- **Required task**
All lines featuring the string "обнаружены" are to be listed.

- **Listed entries**
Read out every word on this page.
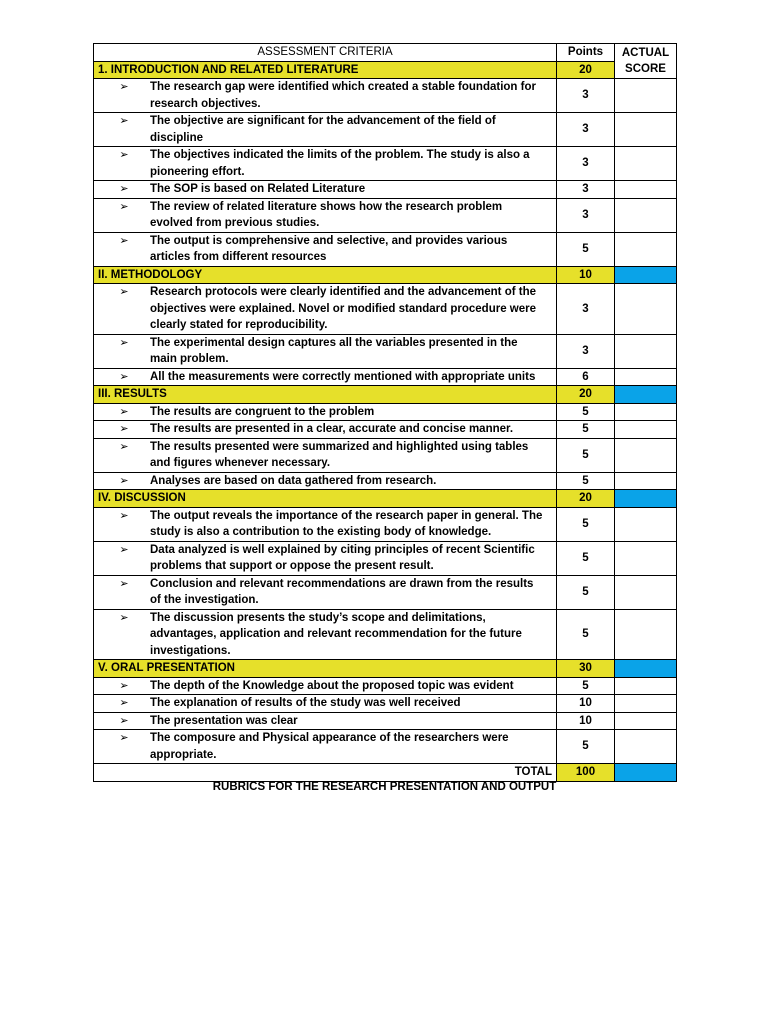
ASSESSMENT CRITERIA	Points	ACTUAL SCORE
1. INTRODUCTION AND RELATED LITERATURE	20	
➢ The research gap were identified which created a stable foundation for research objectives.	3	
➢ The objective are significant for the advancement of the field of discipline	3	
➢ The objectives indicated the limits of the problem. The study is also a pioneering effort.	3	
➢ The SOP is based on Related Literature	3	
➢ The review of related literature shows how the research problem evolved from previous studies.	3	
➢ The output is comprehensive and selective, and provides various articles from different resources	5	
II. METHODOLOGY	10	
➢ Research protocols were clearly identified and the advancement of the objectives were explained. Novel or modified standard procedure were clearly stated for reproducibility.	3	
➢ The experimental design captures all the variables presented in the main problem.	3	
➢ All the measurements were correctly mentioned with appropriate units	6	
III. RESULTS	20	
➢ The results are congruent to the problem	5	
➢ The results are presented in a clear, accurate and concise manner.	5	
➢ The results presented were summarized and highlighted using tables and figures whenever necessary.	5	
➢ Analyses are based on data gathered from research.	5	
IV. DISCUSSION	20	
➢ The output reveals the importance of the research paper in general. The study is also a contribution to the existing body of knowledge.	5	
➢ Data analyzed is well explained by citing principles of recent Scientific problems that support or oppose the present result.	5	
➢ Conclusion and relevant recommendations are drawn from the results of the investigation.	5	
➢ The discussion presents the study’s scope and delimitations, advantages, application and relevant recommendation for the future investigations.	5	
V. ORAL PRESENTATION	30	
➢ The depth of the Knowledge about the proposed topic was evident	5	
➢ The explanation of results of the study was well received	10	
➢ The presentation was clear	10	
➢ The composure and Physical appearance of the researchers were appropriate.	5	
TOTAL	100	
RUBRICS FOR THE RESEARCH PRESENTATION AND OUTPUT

...

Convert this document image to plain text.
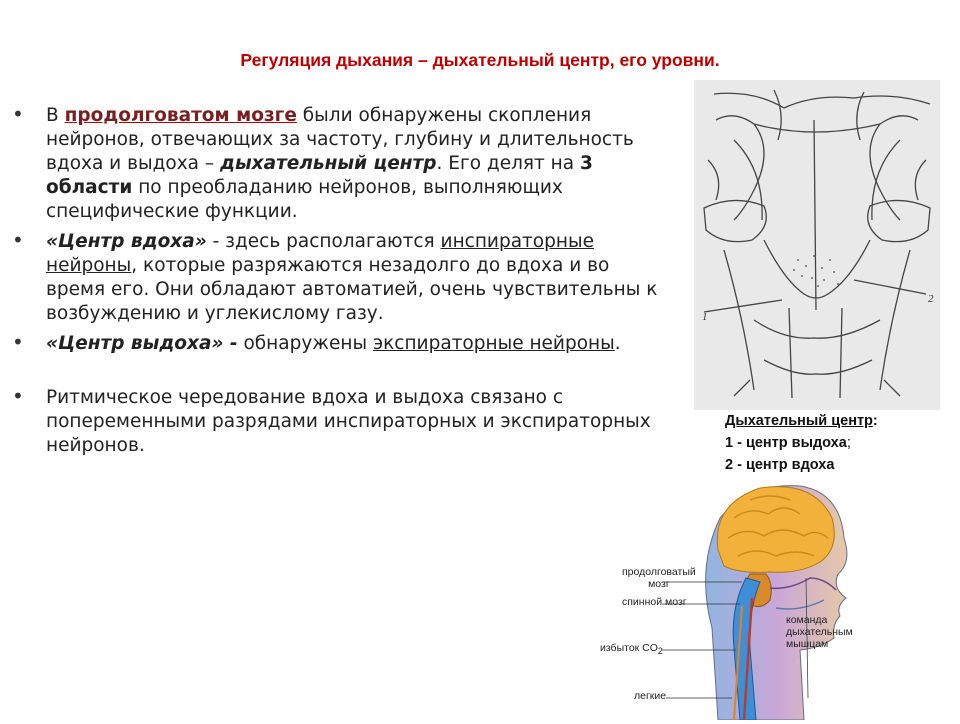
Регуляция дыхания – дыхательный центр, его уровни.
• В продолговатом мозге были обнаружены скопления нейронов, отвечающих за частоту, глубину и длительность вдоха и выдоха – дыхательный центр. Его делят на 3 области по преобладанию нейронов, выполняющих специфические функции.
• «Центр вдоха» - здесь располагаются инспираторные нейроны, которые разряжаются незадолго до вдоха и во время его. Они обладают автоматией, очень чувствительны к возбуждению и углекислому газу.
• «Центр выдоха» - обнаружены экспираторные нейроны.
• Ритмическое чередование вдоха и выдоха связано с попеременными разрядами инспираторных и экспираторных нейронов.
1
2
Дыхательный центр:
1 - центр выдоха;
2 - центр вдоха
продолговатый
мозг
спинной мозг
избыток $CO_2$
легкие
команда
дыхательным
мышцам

- **Final result**
• В продолговатом мозге были обнаружены скопления нейронов, отвечающих за частоту, глубину и длительность вдоха и выдоха – дыхательный центр. Его делят на 3 области по преобладанию нейронов, выполняющих специфические функции.
• «Центр выдоха» - обнаружены экспираторные нейроны.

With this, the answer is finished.